-- Instructions for the task --
Your answer should be a single number: the count of lines containing "display".

Items from a figure collection:
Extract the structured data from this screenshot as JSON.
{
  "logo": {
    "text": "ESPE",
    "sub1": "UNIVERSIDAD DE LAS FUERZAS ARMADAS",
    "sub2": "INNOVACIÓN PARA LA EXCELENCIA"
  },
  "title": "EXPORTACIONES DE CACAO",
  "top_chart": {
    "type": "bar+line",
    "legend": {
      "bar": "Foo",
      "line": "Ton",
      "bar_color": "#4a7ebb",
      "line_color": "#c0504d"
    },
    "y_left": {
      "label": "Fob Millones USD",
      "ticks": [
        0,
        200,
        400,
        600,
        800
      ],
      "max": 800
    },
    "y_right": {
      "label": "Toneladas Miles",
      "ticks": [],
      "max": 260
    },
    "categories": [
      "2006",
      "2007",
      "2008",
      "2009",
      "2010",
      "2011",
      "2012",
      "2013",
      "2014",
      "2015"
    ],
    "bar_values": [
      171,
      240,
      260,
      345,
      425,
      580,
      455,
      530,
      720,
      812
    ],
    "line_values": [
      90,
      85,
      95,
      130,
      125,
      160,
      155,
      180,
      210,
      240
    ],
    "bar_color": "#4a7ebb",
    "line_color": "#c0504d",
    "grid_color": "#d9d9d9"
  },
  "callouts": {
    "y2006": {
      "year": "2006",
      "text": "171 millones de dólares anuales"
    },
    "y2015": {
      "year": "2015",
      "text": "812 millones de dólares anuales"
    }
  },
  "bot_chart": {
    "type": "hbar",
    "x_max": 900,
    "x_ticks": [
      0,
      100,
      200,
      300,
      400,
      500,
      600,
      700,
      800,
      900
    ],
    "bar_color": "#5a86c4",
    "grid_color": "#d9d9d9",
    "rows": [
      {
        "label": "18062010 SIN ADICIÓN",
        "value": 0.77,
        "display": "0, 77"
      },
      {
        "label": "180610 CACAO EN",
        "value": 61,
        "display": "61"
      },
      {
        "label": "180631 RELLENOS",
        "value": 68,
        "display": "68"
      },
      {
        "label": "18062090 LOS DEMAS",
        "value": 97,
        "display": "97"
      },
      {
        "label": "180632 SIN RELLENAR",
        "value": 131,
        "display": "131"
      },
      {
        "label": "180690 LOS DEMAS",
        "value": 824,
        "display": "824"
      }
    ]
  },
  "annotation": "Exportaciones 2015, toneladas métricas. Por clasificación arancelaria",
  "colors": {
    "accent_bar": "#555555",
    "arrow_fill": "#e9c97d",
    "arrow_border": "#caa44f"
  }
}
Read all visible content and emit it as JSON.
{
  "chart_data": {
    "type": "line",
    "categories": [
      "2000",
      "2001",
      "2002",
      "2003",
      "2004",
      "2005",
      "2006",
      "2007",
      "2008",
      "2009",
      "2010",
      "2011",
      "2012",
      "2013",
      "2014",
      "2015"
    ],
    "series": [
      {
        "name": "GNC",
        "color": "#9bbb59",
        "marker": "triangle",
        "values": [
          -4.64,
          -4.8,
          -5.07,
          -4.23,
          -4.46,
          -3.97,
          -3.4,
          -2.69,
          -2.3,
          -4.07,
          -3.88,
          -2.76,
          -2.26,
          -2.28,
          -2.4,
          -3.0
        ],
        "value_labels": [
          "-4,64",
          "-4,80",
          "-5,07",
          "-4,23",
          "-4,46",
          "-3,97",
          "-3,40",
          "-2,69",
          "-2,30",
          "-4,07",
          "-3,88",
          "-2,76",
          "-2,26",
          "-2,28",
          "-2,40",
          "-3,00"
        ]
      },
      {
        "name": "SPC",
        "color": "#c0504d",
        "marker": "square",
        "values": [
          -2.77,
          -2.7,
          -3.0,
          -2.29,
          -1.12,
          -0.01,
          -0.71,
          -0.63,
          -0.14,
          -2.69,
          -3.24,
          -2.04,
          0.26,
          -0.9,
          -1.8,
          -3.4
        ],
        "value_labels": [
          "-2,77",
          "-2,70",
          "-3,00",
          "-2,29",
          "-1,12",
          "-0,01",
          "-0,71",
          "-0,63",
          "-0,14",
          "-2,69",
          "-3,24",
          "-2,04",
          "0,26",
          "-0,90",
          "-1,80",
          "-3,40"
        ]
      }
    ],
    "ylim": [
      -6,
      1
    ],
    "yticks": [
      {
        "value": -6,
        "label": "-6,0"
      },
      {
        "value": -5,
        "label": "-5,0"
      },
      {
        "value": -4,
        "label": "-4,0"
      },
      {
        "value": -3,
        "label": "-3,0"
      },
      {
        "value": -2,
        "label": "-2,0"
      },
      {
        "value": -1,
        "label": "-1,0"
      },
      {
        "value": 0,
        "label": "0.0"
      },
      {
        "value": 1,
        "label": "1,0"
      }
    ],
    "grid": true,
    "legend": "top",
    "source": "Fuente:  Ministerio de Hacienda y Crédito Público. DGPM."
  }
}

-- Solved exercise --
6